Extract the complete listing and output it unchanged.

▸ **Dataset excerpts**:

§

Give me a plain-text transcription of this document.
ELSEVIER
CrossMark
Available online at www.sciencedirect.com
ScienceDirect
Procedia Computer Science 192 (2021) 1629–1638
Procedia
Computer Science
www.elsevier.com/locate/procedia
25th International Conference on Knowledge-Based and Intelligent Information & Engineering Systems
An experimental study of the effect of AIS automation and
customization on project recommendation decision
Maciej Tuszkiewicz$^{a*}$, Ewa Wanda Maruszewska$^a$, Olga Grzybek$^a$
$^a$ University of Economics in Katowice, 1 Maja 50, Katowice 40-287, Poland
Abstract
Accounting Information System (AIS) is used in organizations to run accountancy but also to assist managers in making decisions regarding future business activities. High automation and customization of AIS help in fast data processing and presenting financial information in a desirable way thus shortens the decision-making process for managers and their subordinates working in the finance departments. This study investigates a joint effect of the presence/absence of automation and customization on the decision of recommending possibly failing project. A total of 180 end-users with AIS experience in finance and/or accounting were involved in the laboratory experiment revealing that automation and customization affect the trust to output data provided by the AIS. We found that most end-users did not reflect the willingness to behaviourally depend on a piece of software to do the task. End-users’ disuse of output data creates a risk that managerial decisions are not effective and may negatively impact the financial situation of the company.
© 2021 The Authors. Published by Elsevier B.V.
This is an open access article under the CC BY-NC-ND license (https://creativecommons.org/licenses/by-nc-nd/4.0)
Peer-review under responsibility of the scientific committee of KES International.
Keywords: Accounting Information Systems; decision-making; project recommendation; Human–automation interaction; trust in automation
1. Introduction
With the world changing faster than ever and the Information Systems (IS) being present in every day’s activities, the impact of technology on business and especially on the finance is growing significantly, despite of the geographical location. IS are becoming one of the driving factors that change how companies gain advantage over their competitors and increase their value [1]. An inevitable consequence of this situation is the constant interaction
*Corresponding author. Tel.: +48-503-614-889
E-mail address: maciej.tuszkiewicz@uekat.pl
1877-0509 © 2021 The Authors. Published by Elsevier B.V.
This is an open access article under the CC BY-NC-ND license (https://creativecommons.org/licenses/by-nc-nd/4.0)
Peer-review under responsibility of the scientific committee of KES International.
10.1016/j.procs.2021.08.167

§

▸ **Solved problem**:
Give me a plain-text transcription of this document.
ELSEVIER
CrossMark
Available online at www.sciencedirect.com
ScienceDirect
Procedia Computer Science 192 (2021) 1629–1638
Procedia
Computer Science
www.elsevier.com/locate/procedia
25th International Conference on Knowledge-Based and Intelligent Information & Engineering Systems
An experimental study of the effect of AIS automation and
customization on project recommendation decision
Maciej Tuszkiewicz$^{a*}$, Ewa Wanda Maruszewska$^a$, Olga Grzybek$^a$
$^a$ University of Economics in Katowice, 1 Maja 50, Katowice 40-287, Poland
Abstract
Accounting Information System (AIS) is used in organizations to run accountancy but also to assist managers in making decisions regarding future business activities. High automation and customization of AIS help in fast data processing and presenting financial information in a desirable way thus shortens the decision-making process for managers and their subordinates working in the finance departments. This study investigates a joint effect of the presence/absence of automation and customization on the decision of recommending possibly failing project. A total of 180 end-users with AIS experience in finance and/or accounting were involved in the laboratory experiment revealing that automation and customization affect the trust to output data provided by the AIS. We found that most end-users did not reflect the willingness to behaviourally depend on a piece of software to do the task. End-users’ disuse of output data creates a risk that managerial decisions are not effective and may negatively impact the financial situation of the company.
© 2021 The Authors. Published by Elsevier B.V.
This is an open access article under the CC BY-NC-ND license (https://creativecommons.org/licenses/by-nc-nd/4.0)
Peer-review under responsibility of the scientific committee of KES International.
Keywords: Accounting Information Systems; decision-making; project recommendation; Human–automation interaction; trust in automation
1. Introduction
With the world changing faster than ever and the Information Systems (IS) being present in every day’s activities, the impact of technology on business and especially on the finance is growing significantly, despite of the geographical location. IS are becoming one of the driving factors that change how companies gain advantage over their competitors and increase their value [1]. An inevitable consequence of this situation is the constant interaction
*Corresponding author. Tel.: +48-503-614-889
E-mail address: maciej.tuszkiewicz@uekat.pl
1877-0509 © 2021 The Authors. Published by Elsevier B.V.
This is an open access article under the CC BY-NC-ND license (https://creativecommons.org/licenses/by-nc-nd/4.0)
Peer-review under responsibility of the scientific committee of KES International.
10.1016/j.procs.2021.08.167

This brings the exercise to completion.